Raw records:
################

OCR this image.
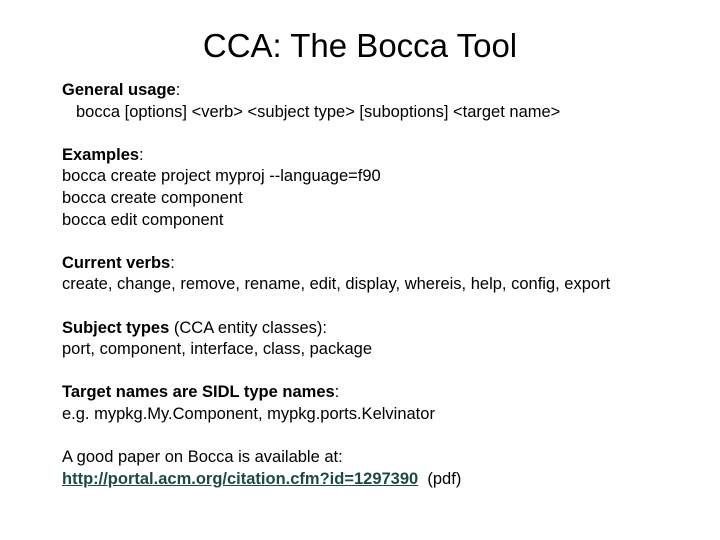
CCA: The Bocca Tool
General usage:
bocca [options] <verb> <subject type> [suboptions] <target name>
Examples:
bocca create project myproj --language=f90
bocca create component
bocca edit component
Current verbs:
create, change, remove, rename, edit, display, whereis, help, config, export
Subject types (CCA entity classes):
port, component, interface, class, package
Target names are SIDL type names:
e.g. mypkg.My.Component, mypkg.ports.Kelvinator
A good paper on Bocca is available at:
http://portal.acm.org/citation.cfm?id=1297390  (pdf)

################

=== Aim ===
Pick out the lines that contain "create" and copy them.

=== Output for this exercise ===
bocca create project myproj --language=f90
bocca create component
create, change, remove, rename, edit, display, whereis, help, config, export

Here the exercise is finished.